══ EXERCISE DATA ══

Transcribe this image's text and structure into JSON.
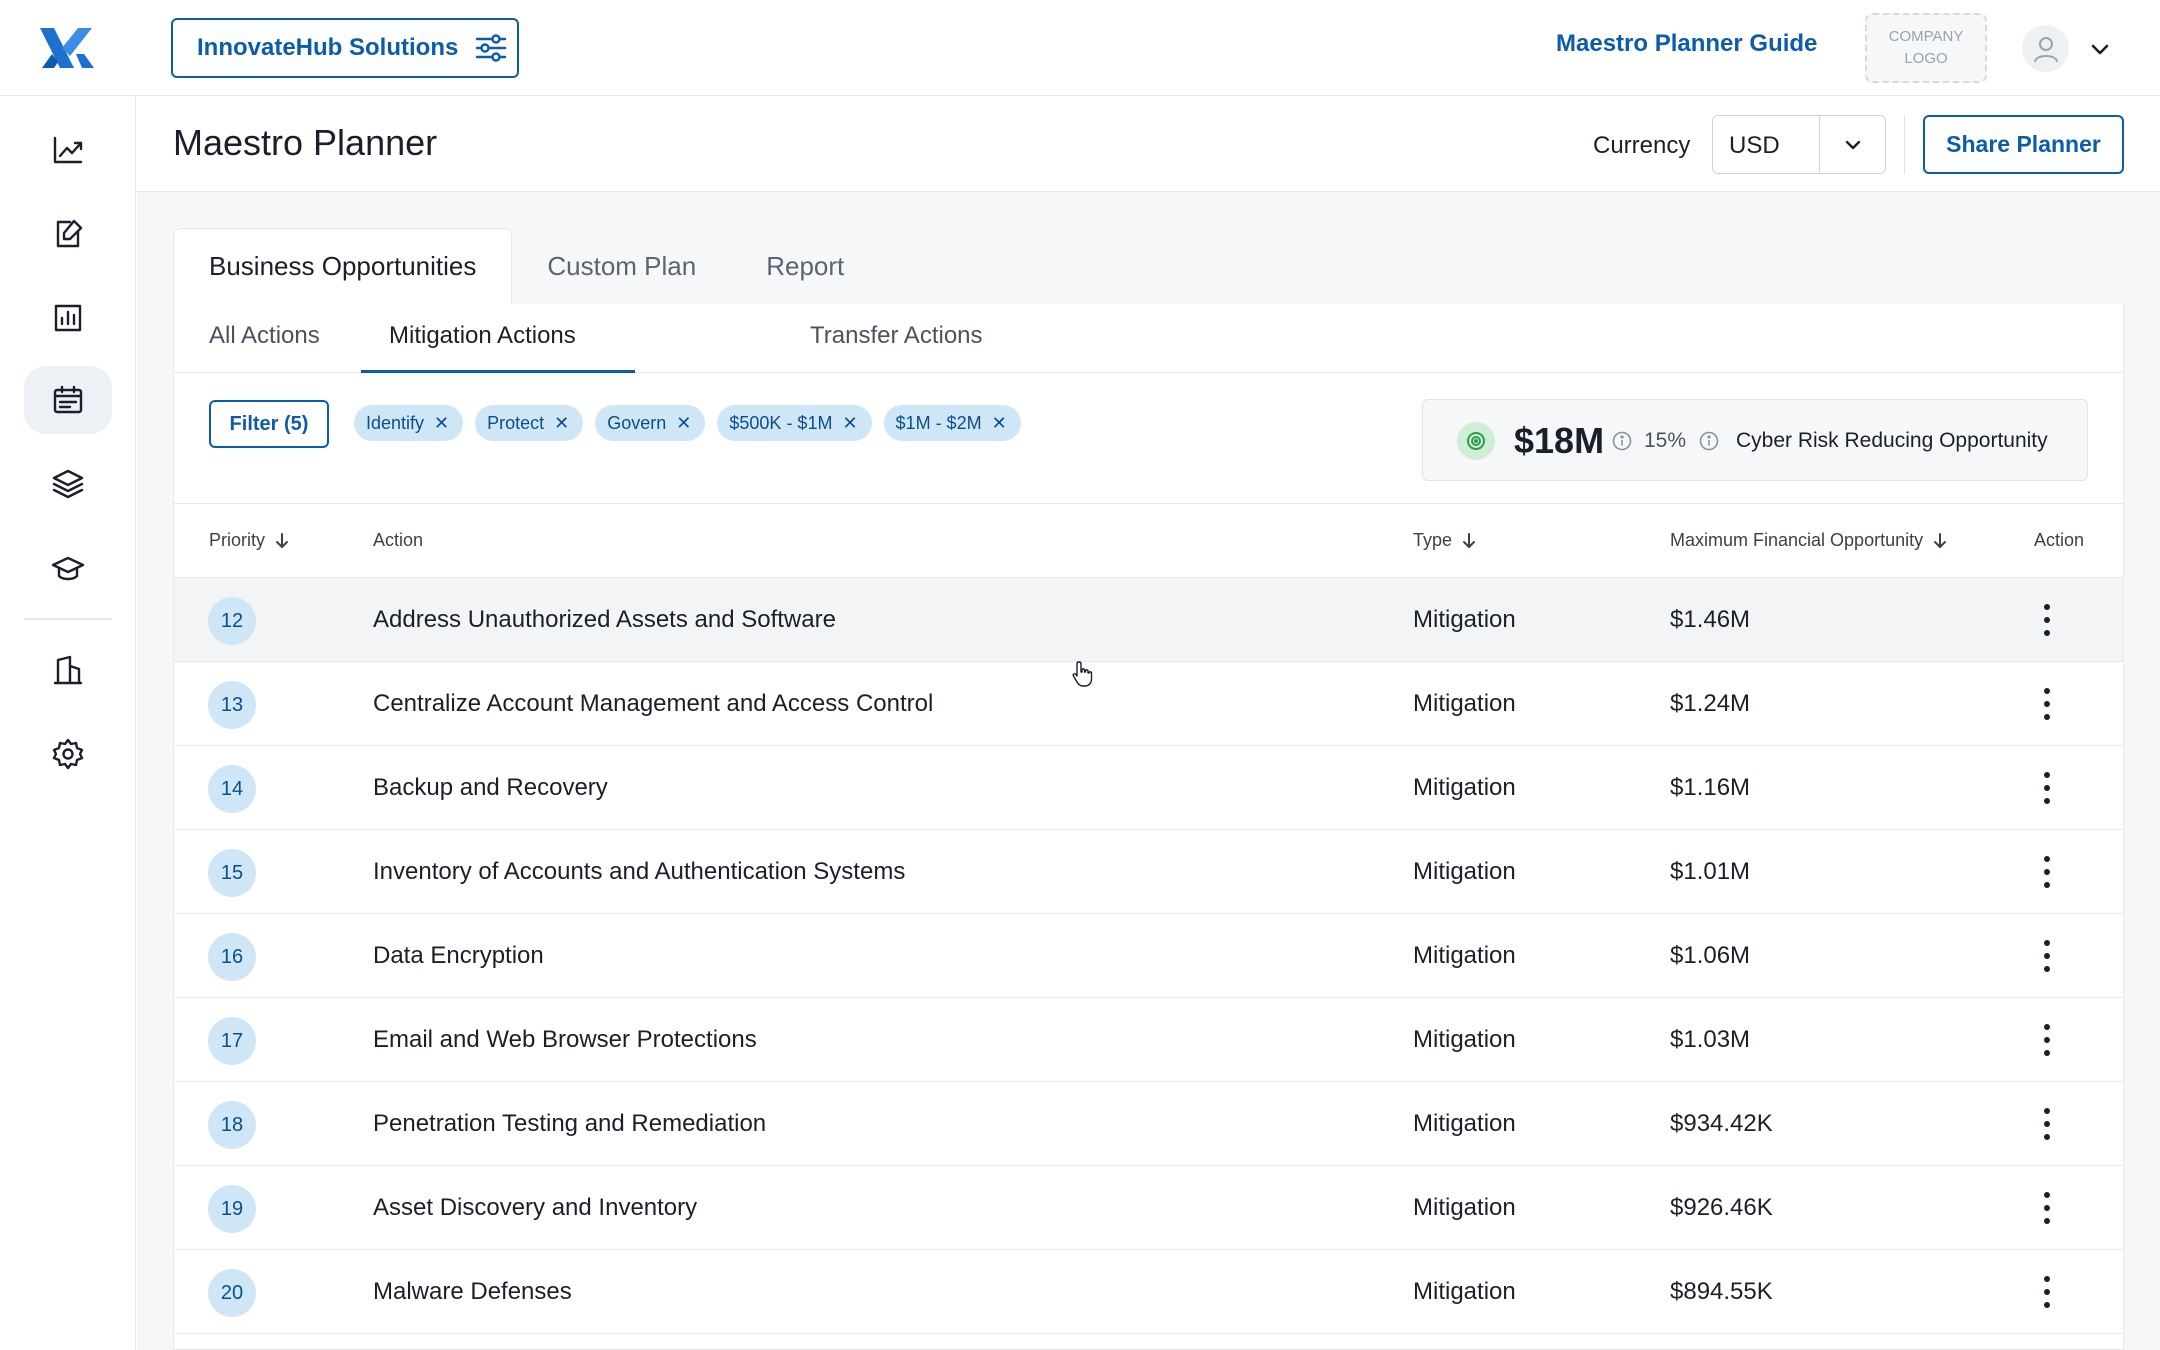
{
  "topbar": {
    "org_name": "InnovateHub Solutions",
    "guide_link": "Maestro Planner Guide",
    "company_logo": [
      "COMPANY",
      "LOGO"
    ]
  },
  "colors": {
    "brand": "#0b5cab",
    "chip_bg": "#cfe6f7",
    "chip_text": "#0b4f8a",
    "opportunity_icon_bg": "#cfeed5",
    "opportunity_icon": "#2e9b4a"
  },
  "sidebar": {
    "items": [
      {
        "icon": "trend-chart-icon",
        "active": false
      },
      {
        "icon": "edit-document-icon",
        "active": false
      },
      {
        "icon": "report-chart-icon",
        "active": false
      },
      {
        "icon": "calendar-icon",
        "active": true
      },
      {
        "icon": "layers-icon",
        "active": false
      },
      {
        "icon": "graduation-cap-icon",
        "active": false
      },
      {
        "icon": "building-icon",
        "active": false
      },
      {
        "icon": "gear-icon",
        "active": false
      }
    ]
  },
  "header": {
    "title": "Maestro Planner",
    "currency_label": "Currency",
    "currency_value": "USD",
    "share_label": "Share Planner"
  },
  "tabs": [
    {
      "label": "Business Opportunities",
      "active": true
    },
    {
      "label": "Custom Plan",
      "active": false
    },
    {
      "label": "Report",
      "active": false
    }
  ],
  "subtabs": [
    {
      "label": "All Actions",
      "active": false
    },
    {
      "label": "Mitigation Actions",
      "active": true
    },
    {
      "label": "Transfer Actions",
      "active": false
    }
  ],
  "filter": {
    "button_label": "Filter (5)",
    "chips": [
      "Identify",
      "Protect",
      "Govern",
      "$500K - $1M",
      "$1M - $2M"
    ]
  },
  "summary": {
    "amount": "$18M",
    "percent": "15%",
    "label": "Cyber Risk Reducing Opportunity"
  },
  "table": {
    "columns": {
      "priority": "Priority",
      "action": "Action",
      "type": "Type",
      "max_opportunity": "Maximum Financial Opportunity",
      "actions": "Action"
    },
    "rows": [
      {
        "priority": "12",
        "action": "Address Unauthorized Assets and Software",
        "type": "Mitigation",
        "amount": "$1.46M"
      },
      {
        "priority": "13",
        "action": "Centralize Account Management and Access Control",
        "type": "Mitigation",
        "amount": "$1.24M"
      },
      {
        "priority": "14",
        "action": "Backup and Recovery",
        "type": "Mitigation",
        "amount": "$1.16M"
      },
      {
        "priority": "15",
        "action": "Inventory of Accounts and Authentication Systems",
        "type": "Mitigation",
        "amount": "$1.01M"
      },
      {
        "priority": "16",
        "action": "Data Encryption",
        "type": "Mitigation",
        "amount": "$1.06M"
      },
      {
        "priority": "17",
        "action": "Email and Web Browser Protections",
        "type": "Mitigation",
        "amount": "$1.03M"
      },
      {
        "priority": "18",
        "action": "Penetration Testing and Remediation",
        "type": "Mitigation",
        "amount": "$934.42K"
      },
      {
        "priority": "19",
        "action": "Asset Discovery and Inventory",
        "type": "Mitigation",
        "amount": "$926.46K"
      },
      {
        "priority": "20",
        "action": "Malware Defenses",
        "type": "Mitigation",
        "amount": "$894.55K"
      }
    ]
  }
}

═══

• **STATED GOAL**
Where does the word "Maestro" appear? Return each line that holds it.

• **RESPONSE TO THIS EXERCISE**
    "guide_link": "Maestro Planner Guide",
    "title": "Maestro Planner",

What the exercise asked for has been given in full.